● Task brief:
Using the listing below, extract each line that has the word "thần" in it.

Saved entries
§

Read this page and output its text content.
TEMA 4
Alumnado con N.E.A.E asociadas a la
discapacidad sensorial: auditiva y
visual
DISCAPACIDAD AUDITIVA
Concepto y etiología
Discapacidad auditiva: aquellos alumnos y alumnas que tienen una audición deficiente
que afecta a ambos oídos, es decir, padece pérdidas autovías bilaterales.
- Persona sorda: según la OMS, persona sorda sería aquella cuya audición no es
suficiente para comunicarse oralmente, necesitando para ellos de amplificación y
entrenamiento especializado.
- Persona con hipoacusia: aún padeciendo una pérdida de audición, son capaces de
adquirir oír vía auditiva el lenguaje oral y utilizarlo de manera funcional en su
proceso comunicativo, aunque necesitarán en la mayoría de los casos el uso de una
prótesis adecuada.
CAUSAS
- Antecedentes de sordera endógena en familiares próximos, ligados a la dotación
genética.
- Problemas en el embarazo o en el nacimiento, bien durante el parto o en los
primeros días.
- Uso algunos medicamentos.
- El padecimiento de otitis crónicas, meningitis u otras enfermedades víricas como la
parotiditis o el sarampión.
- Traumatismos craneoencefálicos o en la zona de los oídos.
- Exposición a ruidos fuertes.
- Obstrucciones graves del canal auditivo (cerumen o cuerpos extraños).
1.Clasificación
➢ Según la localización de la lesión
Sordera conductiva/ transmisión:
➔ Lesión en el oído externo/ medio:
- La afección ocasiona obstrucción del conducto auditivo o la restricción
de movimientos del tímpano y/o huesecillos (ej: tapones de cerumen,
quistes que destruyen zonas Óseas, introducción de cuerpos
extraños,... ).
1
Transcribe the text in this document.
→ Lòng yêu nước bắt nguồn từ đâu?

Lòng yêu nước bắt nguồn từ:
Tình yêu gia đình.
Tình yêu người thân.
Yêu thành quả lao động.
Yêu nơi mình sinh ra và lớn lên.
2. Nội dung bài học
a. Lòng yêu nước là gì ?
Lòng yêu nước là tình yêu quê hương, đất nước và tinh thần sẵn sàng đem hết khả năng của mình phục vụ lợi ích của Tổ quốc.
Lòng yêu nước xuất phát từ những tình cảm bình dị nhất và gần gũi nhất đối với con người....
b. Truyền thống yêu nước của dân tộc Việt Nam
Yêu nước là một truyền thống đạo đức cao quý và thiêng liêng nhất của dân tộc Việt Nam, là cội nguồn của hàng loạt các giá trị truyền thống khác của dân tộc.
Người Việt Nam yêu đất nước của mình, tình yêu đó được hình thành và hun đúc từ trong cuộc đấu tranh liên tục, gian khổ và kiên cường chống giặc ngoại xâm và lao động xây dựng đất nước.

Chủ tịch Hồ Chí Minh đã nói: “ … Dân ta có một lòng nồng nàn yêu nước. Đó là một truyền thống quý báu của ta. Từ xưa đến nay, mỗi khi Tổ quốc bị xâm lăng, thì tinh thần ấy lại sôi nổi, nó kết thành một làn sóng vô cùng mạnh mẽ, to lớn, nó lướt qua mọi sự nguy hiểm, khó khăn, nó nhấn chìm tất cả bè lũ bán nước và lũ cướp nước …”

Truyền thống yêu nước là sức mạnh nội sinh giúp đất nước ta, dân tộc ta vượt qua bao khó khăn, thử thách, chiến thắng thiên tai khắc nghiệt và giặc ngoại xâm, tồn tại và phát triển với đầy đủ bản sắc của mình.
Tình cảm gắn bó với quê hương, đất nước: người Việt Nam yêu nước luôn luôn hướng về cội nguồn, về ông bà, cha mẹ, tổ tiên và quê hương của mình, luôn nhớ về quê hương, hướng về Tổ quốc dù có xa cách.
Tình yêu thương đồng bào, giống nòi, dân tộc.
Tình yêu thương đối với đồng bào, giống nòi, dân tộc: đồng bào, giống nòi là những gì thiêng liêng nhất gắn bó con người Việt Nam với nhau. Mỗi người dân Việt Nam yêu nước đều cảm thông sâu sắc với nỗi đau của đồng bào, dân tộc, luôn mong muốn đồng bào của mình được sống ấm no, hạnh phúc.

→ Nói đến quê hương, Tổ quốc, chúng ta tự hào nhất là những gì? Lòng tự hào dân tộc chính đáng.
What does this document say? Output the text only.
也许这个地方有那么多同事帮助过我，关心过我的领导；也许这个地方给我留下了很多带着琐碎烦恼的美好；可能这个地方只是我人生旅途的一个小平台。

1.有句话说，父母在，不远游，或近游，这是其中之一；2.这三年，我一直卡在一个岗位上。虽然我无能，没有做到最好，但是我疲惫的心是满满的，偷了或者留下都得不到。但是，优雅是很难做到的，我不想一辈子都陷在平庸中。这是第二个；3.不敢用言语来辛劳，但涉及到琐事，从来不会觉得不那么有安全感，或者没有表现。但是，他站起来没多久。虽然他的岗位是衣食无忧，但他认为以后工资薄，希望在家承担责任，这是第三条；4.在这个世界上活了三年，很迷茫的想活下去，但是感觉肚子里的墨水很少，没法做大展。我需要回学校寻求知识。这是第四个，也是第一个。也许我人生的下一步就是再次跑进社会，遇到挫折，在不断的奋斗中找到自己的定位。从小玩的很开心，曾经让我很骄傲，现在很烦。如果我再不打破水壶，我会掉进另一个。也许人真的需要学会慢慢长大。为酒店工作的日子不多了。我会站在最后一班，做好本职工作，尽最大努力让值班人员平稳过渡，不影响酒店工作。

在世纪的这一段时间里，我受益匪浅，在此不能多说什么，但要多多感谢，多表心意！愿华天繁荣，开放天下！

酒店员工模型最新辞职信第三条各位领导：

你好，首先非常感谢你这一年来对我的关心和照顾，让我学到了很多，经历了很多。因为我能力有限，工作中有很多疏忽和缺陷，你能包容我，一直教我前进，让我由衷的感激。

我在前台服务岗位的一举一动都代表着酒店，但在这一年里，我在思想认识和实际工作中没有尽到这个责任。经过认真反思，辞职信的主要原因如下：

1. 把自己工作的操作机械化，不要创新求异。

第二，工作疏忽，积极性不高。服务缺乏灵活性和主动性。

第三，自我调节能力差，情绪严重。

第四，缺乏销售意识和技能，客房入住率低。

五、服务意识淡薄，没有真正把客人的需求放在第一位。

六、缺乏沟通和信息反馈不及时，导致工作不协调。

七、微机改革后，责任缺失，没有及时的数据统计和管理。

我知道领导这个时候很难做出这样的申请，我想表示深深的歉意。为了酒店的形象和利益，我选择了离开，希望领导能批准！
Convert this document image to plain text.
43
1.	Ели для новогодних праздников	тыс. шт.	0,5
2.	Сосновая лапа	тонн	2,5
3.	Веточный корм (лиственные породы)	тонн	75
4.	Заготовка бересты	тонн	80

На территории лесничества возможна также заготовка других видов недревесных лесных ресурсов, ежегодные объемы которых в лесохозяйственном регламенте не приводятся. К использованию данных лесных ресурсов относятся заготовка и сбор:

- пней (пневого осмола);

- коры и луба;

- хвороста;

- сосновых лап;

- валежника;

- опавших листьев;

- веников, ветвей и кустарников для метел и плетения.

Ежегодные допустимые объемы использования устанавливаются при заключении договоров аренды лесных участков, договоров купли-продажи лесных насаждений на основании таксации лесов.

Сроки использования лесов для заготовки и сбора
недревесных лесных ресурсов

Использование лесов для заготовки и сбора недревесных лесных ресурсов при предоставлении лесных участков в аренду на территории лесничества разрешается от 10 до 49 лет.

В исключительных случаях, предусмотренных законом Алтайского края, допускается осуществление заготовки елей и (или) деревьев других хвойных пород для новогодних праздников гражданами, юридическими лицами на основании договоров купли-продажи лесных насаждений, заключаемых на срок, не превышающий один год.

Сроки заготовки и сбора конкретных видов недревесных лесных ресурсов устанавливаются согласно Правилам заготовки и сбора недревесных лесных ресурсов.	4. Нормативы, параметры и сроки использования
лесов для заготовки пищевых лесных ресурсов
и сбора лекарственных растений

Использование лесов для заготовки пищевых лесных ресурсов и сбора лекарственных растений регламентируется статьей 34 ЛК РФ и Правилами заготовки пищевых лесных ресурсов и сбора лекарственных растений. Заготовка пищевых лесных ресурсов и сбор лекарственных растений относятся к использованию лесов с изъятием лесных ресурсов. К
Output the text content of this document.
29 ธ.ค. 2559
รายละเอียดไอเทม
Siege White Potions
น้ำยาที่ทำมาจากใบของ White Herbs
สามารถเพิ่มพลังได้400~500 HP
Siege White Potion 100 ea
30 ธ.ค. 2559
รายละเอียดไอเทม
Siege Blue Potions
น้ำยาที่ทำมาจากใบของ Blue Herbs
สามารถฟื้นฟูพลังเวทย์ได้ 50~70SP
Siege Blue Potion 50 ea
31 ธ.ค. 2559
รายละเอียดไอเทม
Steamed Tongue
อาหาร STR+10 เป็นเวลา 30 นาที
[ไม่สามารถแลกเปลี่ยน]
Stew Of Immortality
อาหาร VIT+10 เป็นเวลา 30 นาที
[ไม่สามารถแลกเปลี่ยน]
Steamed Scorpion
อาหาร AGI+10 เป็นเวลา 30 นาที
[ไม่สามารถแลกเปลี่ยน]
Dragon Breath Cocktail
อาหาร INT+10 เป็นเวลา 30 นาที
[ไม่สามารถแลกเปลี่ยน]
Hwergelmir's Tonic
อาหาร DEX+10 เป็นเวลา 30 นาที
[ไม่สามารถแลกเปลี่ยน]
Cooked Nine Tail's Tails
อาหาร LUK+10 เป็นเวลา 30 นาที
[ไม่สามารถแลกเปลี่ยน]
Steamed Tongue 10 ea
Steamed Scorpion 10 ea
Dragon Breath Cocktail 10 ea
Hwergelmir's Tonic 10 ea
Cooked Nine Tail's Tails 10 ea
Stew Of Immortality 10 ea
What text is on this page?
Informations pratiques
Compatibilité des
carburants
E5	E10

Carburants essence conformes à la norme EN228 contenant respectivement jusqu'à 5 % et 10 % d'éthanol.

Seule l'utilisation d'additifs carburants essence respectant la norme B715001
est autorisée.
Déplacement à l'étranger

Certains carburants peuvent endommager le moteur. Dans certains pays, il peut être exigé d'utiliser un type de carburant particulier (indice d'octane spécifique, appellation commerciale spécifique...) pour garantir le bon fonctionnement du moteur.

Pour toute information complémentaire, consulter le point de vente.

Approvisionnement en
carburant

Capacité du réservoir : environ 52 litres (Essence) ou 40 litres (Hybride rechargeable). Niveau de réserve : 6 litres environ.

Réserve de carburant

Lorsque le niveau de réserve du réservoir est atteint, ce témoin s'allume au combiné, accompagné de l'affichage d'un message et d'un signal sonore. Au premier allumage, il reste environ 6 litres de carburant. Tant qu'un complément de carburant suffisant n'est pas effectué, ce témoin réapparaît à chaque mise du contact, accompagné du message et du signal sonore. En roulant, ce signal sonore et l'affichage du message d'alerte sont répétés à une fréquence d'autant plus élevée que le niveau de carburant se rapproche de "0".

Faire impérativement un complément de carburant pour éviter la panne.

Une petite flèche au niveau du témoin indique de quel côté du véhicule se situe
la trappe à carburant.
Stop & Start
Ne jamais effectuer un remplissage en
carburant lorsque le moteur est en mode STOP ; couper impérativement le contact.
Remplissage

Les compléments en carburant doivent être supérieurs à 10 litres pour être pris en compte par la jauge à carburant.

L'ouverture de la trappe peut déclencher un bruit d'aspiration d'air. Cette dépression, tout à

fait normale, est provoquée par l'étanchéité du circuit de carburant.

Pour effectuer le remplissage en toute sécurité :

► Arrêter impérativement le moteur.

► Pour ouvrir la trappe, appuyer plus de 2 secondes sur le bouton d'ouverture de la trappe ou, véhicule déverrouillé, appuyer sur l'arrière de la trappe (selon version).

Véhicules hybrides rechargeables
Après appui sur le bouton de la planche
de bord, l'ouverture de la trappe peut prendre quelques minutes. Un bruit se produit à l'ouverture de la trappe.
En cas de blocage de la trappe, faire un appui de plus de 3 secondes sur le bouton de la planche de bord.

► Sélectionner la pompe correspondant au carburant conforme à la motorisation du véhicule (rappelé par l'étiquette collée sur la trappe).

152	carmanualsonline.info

§

● Exercise result:
Lòng yêu nước là tình yêu quê hương, đất nước và tinh thần sẵn sàng đem hết khả năng của mình phục vụ lợi ích của Tổ quốc.
Chủ tịch Hồ Chí Minh đã nói: “ … Dân ta có một lòng nồng nàn yêu nước. Đó là một truyền thống quý báu của ta. Từ xưa đến nay, mỗi khi Tổ quốc bị xâm lăng, thì tinh thần ấy lại sôi nổi, nó kết thành một làn sóng vô cùng mạnh mẽ, to lớn, nó lướt qua mọi sự nguy hiểm, khó khăn, nó nhấn chìm tất cả bè lũ bán nước và lũ cướp nước …”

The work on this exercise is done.